SET EXERCISE: What follows is a listing; give it again exactly, in its entirety.

▼▼▼

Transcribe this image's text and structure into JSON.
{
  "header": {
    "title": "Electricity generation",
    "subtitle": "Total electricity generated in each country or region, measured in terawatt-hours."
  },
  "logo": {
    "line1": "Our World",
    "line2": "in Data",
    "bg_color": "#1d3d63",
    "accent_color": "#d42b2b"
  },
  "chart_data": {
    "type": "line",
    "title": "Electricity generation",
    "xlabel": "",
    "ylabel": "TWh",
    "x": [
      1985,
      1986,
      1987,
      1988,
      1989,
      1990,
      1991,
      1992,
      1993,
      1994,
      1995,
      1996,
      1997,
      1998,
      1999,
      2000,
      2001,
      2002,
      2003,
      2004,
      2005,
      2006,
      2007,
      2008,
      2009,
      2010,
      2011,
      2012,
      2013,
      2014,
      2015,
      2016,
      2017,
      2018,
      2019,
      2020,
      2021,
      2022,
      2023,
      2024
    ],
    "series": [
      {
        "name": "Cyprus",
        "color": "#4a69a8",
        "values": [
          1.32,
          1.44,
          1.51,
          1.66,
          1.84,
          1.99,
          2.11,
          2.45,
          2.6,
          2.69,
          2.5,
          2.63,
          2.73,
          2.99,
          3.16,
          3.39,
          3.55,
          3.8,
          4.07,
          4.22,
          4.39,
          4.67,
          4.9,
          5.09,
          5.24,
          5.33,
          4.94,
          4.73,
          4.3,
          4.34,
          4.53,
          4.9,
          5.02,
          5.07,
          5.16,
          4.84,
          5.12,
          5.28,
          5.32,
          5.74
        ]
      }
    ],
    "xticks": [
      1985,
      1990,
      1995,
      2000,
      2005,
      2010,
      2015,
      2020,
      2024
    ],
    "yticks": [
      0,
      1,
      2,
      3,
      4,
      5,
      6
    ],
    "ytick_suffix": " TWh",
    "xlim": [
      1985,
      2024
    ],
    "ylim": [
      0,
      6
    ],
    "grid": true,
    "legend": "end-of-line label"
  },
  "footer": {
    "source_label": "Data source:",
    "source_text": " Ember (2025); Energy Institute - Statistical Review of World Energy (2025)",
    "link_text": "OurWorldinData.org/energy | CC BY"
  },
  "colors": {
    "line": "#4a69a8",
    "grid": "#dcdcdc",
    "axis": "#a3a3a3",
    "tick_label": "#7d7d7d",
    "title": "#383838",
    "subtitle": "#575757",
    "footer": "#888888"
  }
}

▲▲▲

COMPLETE ANSWER:
Transcribe this image's text and structure into JSON.
{
  "header": {
    "title": "Electricity generation",
    "subtitle": "Total electricity generated in each country or region, measured in terawatt-hours."
  },
  "logo": {
    "line1": "Our World",
    "line2": "in Data",
    "bg_color": "#1d3d63",
    "accent_color": "#d42b2b"
  },
  "chart_data": {
    "type": "line",
    "title": "Electricity generation",
    "xlabel": "",
    "ylabel": "TWh",
    "x": [
      1985,
      1986,
      1987,
      1988,
      1989,
      1990,
      1991,
      1992,
      1993,
      1994,
      1995,
      1996,
      1997,
      1998,
      1999,
      2000,
      2001,
      2002,
      2003,
      2004,
      2005,
      2006,
      2007,
      2008,
      2009,
      2010,
      2011,
      2012,
      2013,
      2014,
      2015,
      2016,
      2017,
      2018,
      2019,
      2020,
      2021,
      2022,
      2023,
      2024
    ],
    "series": [
      {
        "name": "Cyprus",
        "color": "#4a69a8",
        "values": [
          1.32,
          1.44,
          1.51,
          1.66,
          1.84,
          1.99,
          2.11,
          2.45,
          2.6,
          2.69,
          2.5,
          2.63,
          2.73,
          2.99,
          3.16,
          3.39,
          3.55,
          3.8,
          4.07,
          4.22,
          4.39,
          4.67,
          4.9,
          5.09,
          5.24,
          5.33,
          4.94,
          4.73,
          4.3,
          4.34,
          4.53,
          4.9,
          5.02,
          5.07,
          5.16,
          4.84,
          5.12,
          5.28,
          5.32,
          5.74
        ]
      }
    ],
    "xticks": [
      1985,
      1990,
      1995,
      2000,
      2005,
      2010,
      2015,
      2020,
      2024
    ],
    "yticks": [
      0,
      1,
      2,
      3,
      4,
      5,
      6
    ],
    "ytick_suffix": " TWh",
    "xlim": [
      1985,
      2024
    ],
    "ylim": [
      0,
      6
    ],
    "grid": true,
    "legend": "end-of-line label"
  },
  "footer": {
    "source_label": "Data source:",
    "source_text": " Ember (2025); Energy Institute - Statistical Review of World Energy (2025)",
    "link_text": "OurWorldinData.org/energy | CC BY"
  },
  "colors": {
    "line": "#4a69a8",
    "grid": "#dcdcdc",
    "axis": "#a3a3a3",
    "tick_label": "#7d7d7d",
    "title": "#383838",
    "subtitle": "#575757",
    "footer": "#888888"
  }
}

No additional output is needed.